[Your task]: Copy out the listing that follows, exact in every word, and skip the images.

———

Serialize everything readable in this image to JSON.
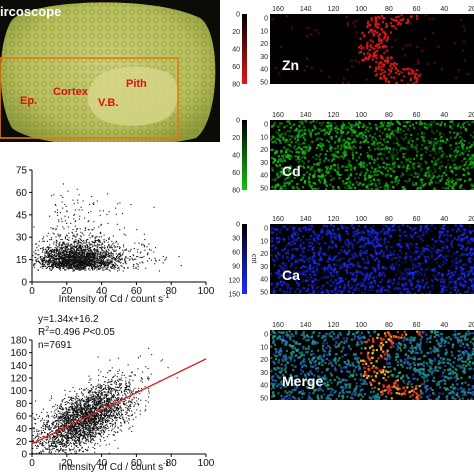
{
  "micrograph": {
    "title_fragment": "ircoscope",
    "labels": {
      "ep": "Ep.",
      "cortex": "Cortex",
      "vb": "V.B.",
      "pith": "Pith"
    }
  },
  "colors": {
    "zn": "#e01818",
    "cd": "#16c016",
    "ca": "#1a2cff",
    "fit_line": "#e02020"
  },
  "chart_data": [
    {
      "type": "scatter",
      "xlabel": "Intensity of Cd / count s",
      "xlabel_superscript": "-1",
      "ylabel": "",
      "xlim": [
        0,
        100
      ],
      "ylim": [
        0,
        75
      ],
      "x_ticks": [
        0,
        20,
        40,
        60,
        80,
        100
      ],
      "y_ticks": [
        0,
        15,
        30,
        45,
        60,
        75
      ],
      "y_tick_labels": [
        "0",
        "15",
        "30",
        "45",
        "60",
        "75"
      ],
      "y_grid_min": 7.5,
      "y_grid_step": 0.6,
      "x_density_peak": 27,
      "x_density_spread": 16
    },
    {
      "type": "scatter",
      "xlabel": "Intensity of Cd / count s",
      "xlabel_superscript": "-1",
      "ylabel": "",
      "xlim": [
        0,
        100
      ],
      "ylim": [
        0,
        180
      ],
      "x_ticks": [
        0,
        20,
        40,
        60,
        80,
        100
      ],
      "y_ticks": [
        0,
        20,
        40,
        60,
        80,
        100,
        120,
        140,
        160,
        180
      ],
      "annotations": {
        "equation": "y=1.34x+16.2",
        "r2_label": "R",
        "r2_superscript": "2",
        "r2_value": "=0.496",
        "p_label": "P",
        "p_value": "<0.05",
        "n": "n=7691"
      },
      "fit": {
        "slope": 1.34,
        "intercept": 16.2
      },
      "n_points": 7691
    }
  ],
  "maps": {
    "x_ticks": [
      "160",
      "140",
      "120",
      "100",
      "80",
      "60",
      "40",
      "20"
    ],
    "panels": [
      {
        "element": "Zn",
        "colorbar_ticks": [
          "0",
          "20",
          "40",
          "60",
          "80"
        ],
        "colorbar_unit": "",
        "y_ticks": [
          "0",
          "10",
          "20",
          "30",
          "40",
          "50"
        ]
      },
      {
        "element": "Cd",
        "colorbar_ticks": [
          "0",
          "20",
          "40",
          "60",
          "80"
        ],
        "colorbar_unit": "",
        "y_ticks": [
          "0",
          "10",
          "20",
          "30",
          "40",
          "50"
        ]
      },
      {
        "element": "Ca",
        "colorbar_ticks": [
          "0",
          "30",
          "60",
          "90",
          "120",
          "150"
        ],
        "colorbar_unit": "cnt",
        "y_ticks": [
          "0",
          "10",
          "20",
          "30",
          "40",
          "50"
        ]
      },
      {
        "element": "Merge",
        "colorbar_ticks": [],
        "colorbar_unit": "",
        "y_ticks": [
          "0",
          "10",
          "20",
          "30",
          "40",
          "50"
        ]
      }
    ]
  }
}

———

[Result of this exercise]:
Serialize everything readable in this image to JSON.
{
  "micrograph": {
    "title_fragment": "ircoscope",
    "labels": {
      "ep": "Ep.",
      "cortex": "Cortex",
      "vb": "V.B.",
      "pith": "Pith"
    }
  },
  "colors": {
    "zn": "#e01818",
    "cd": "#16c016",
    "ca": "#1a2cff",
    "fit_line": "#e02020"
  },
  "chart_data": [
    {
      "type": "scatter",
      "xlabel": "Intensity of Cd / count s",
      "xlabel_superscript": "-1",
      "ylabel": "",
      "xlim": [
        0,
        100
      ],
      "ylim": [
        0,
        75
      ],
      "x_ticks": [
        0,
        20,
        40,
        60,
        80,
        100
      ],
      "y_ticks": [
        0,
        15,
        30,
        45,
        60,
        75
      ],
      "y_tick_labels": [
        "0",
        "15",
        "30",
        "45",
        "60",
        "75"
      ],
      "y_grid_min": 7.5,
      "y_grid_step": 0.6,
      "x_density_peak": 27,
      "x_density_spread": 16
    },
    {
      "type": "scatter",
      "xlabel": "Intensity of Cd / count s",
      "xlabel_superscript": "-1",
      "ylabel": "",
      "xlim": [
        0,
        100
      ],
      "ylim": [
        0,
        180
      ],
      "x_ticks": [
        0,
        20,
        40,
        60,
        80,
        100
      ],
      "y_ticks": [
        0,
        20,
        40,
        60,
        80,
        100,
        120,
        140,
        160,
        180
      ],
      "annotations": {
        "equation": "y=1.34x+16.2",
        "r2_label": "R",
        "r2_superscript": "2",
        "r2_value": "=0.496",
        "p_label": "P",
        "p_value": "<0.05",
        "n": "n=7691"
      },
      "fit": {
        "slope": 1.34,
        "intercept": 16.2
      },
      "n_points": 7691
    }
  ],
  "maps": {
    "x_ticks": [
      "160",
      "140",
      "120",
      "100",
      "80",
      "60",
      "40",
      "20"
    ],
    "panels": [
      {
        "element": "Zn",
        "colorbar_ticks": [
          "0",
          "20",
          "40",
          "60",
          "80"
        ],
        "colorbar_unit": "",
        "y_ticks": [
          "0",
          "10",
          "20",
          "30",
          "40",
          "50"
        ]
      },
      {
        "element": "Cd",
        "colorbar_ticks": [
          "0",
          "20",
          "40",
          "60",
          "80"
        ],
        "colorbar_unit": "",
        "y_ticks": [
          "0",
          "10",
          "20",
          "30",
          "40",
          "50"
        ]
      },
      {
        "element": "Ca",
        "colorbar_ticks": [
          "0",
          "30",
          "60",
          "90",
          "120",
          "150"
        ],
        "colorbar_unit": "cnt",
        "y_ticks": [
          "0",
          "10",
          "20",
          "30",
          "40",
          "50"
        ]
      },
      {
        "element": "Merge",
        "colorbar_ticks": [],
        "colorbar_unit": "",
        "y_ticks": [
          "0",
          "10",
          "20",
          "30",
          "40",
          "50"
        ]
      }
    ]
  }
}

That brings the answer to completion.